* WHAT IS NEEDED *
Write each line out exactly, leaving none out.

──────────

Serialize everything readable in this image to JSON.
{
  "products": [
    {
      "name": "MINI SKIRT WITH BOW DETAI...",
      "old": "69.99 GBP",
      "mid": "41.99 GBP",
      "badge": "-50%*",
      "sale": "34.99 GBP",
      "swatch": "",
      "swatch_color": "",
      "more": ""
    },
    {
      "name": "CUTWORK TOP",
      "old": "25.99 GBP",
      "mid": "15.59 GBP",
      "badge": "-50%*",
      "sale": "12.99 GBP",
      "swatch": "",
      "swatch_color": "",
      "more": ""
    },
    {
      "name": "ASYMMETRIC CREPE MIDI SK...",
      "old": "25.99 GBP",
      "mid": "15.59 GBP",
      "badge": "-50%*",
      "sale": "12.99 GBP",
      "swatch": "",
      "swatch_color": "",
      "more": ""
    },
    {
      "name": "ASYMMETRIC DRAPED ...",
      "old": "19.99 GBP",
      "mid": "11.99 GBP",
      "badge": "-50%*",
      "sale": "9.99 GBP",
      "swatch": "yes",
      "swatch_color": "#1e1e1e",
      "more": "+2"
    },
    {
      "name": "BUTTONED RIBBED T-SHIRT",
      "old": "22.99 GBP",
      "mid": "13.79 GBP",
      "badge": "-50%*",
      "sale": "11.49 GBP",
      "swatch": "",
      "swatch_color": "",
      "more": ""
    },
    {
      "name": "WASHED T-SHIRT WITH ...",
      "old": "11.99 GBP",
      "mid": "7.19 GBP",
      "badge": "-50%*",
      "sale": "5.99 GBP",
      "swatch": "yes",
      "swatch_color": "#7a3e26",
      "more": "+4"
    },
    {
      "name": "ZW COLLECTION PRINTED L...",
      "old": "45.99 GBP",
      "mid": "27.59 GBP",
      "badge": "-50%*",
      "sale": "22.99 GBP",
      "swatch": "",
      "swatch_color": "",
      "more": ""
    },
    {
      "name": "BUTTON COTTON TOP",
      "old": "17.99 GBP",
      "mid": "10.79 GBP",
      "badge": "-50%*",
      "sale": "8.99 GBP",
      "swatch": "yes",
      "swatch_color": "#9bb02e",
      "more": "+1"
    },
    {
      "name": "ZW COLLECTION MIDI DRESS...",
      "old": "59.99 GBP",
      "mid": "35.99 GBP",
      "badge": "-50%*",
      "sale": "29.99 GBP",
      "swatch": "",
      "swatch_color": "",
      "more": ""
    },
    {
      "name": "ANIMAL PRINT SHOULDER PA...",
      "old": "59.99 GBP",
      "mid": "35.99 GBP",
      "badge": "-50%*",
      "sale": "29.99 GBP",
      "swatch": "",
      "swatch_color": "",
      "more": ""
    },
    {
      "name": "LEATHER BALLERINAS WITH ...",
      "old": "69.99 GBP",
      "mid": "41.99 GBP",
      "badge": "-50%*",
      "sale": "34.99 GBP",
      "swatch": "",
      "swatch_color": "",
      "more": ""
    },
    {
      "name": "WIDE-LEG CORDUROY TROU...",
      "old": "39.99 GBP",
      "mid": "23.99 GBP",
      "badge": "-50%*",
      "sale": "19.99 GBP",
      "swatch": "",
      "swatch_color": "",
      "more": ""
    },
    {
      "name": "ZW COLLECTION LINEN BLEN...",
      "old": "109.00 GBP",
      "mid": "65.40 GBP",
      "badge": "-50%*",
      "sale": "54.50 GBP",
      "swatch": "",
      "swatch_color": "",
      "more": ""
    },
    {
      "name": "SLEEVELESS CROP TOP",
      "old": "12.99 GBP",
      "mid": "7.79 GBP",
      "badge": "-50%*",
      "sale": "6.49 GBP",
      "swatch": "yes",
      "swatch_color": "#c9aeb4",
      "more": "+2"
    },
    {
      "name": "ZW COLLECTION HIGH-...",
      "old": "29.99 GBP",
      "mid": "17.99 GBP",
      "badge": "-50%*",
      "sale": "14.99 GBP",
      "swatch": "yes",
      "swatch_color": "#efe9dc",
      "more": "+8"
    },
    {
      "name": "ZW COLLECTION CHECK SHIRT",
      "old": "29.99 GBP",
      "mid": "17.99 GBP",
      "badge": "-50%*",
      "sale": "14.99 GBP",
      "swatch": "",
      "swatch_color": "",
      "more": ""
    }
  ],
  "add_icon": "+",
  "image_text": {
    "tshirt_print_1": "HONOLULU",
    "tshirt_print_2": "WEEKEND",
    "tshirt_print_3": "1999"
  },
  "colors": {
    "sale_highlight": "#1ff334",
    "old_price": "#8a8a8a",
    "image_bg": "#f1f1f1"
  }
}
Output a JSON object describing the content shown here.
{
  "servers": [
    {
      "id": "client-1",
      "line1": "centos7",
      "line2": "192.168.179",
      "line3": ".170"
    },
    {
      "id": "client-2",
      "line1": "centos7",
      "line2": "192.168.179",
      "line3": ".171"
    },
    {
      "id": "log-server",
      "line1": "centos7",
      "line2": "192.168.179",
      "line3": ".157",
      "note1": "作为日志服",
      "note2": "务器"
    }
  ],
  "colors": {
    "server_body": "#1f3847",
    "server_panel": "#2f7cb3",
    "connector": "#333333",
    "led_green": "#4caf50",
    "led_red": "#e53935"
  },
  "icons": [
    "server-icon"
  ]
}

──────────

* FINISHED TASK *
Serialize everything readable in this image to JSON.
{
  "products": [
    {
      "name": "MINI SKIRT WITH BOW DETAI...",
      "old": "69.99 GBP",
      "mid": "41.99 GBP",
      "badge": "-50%*",
      "sale": "34.99 GBP",
      "swatch": "",
      "swatch_color": "",
      "more": ""
    },
    {
      "name": "CUTWORK TOP",
      "old": "25.99 GBP",
      "mid": "15.59 GBP",
      "badge": "-50%*",
      "sale": "12.99 GBP",
      "swatch": "",
      "swatch_color": "",
      "more": ""
    },
    {
      "name": "ASYMMETRIC CREPE MIDI SK...",
      "old": "25.99 GBP",
      "mid": "15.59 GBP",
      "badge": "-50%*",
      "sale": "12.99 GBP",
      "swatch": "",
      "swatch_color": "",
      "more": ""
    },
    {
      "name": "ASYMMETRIC DRAPED ...",
      "old": "19.99 GBP",
      "mid": "11.99 GBP",
      "badge": "-50%*",
      "sale": "9.99 GBP",
      "swatch": "yes",
      "swatch_color": "#1e1e1e",
      "more": "+2"
    },
    {
      "name": "BUTTONED RIBBED T-SHIRT",
      "old": "22.99 GBP",
      "mid": "13.79 GBP",
      "badge": "-50%*",
      "sale": "11.49 GBP",
      "swatch": "",
      "swatch_color": "",
      "more": ""
    },
    {
      "name": "WASHED T-SHIRT WITH ...",
      "old": "11.99 GBP",
      "mid": "7.19 GBP",
      "badge": "-50%*",
      "sale": "5.99 GBP",
      "swatch": "yes",
      "swatch_color": "#7a3e26",
      "more": "+4"
    },
    {
      "name": "ZW COLLECTION PRINTED L...",
      "old": "45.99 GBP",
      "mid": "27.59 GBP",
      "badge": "-50%*",
      "sale": "22.99 GBP",
      "swatch": "",
      "swatch_color": "",
      "more": ""
    },
    {
      "name": "BUTTON COTTON TOP",
      "old": "17.99 GBP",
      "mid": "10.79 GBP",
      "badge": "-50%*",
      "sale": "8.99 GBP",
      "swatch": "yes",
      "swatch_color": "#9bb02e",
      "more": "+1"
    },
    {
      "name": "ZW COLLECTION MIDI DRESS...",
      "old": "59.99 GBP",
      "mid": "35.99 GBP",
      "badge": "-50%*",
      "sale": "29.99 GBP",
      "swatch": "",
      "swatch_color": "",
      "more": ""
    },
    {
      "name": "ANIMAL PRINT SHOULDER PA...",
      "old": "59.99 GBP",
      "mid": "35.99 GBP",
      "badge": "-50%*",
      "sale": "29.99 GBP",
      "swatch": "",
      "swatch_color": "",
      "more": ""
    },
    {
      "name": "LEATHER BALLERINAS WITH ...",
      "old": "69.99 GBP",
      "mid": "41.99 GBP",
      "badge": "-50%*",
      "sale": "34.99 GBP",
      "swatch": "",
      "swatch_color": "",
      "more": ""
    },
    {
      "name": "WIDE-LEG CORDUROY TROU...",
      "old": "39.99 GBP",
      "mid": "23.99 GBP",
      "badge": "-50%*",
      "sale": "19.99 GBP",
      "swatch": "",
      "swatch_color": "",
      "more": ""
    },
    {
      "name": "ZW COLLECTION LINEN BLEN...",
      "old": "109.00 GBP",
      "mid": "65.40 GBP",
      "badge": "-50%*",
      "sale": "54.50 GBP",
      "swatch": "",
      "swatch_color": "",
      "more": ""
    },
    {
      "name": "SLEEVELESS CROP TOP",
      "old": "12.99 GBP",
      "mid": "7.79 GBP",
      "badge": "-50%*",
      "sale": "6.49 GBP",
      "swatch": "yes",
      "swatch_color": "#c9aeb4",
      "more": "+2"
    },
    {
      "name": "ZW COLLECTION HIGH-...",
      "old": "29.99 GBP",
      "mid": "17.99 GBP",
      "badge": "-50%*",
      "sale": "14.99 GBP",
      "swatch": "yes",
      "swatch_color": "#efe9dc",
      "more": "+8"
    },
    {
      "name": "ZW COLLECTION CHECK SHIRT",
      "old": "29.99 GBP",
      "mid": "17.99 GBP",
      "badge": "-50%*",
      "sale": "14.99 GBP",
      "swatch": "",
      "swatch_color": "",
      "more": ""
    }
  ],
  "add_icon": "+",
  "image_text": {
    "tshirt_print_1": "HONOLULU",
    "tshirt_print_2": "WEEKEND",
    "tshirt_print_3": "1999"
  },
  "colors": {
    "sale_highlight": "#1ff334",
    "old_price": "#8a8a8a",
    "image_bg": "#f1f1f1"
  }
}
Output a JSON object describing the content shown here.
{
  "servers": [
    {
      "id": "client-1",
      "line1": "centos7",
      "line2": "192.168.179",
      "line3": ".170"
    },
    {
      "id": "client-2",
      "line1": "centos7",
      "line2": "192.168.179",
      "line3": ".171"
    },
    {
      "id": "log-server",
      "line1": "centos7",
      "line2": "192.168.179",
      "line3": ".157",
      "note1": "作为日志服",
      "note2": "务器"
    }
  ],
  "colors": {
    "server_body": "#1f3847",
    "server_panel": "#2f7cb3",
    "connector": "#333333",
    "led_green": "#4caf50",
    "led_red": "#e53935"
  },
  "icons": [
    "server-icon"
  ]
}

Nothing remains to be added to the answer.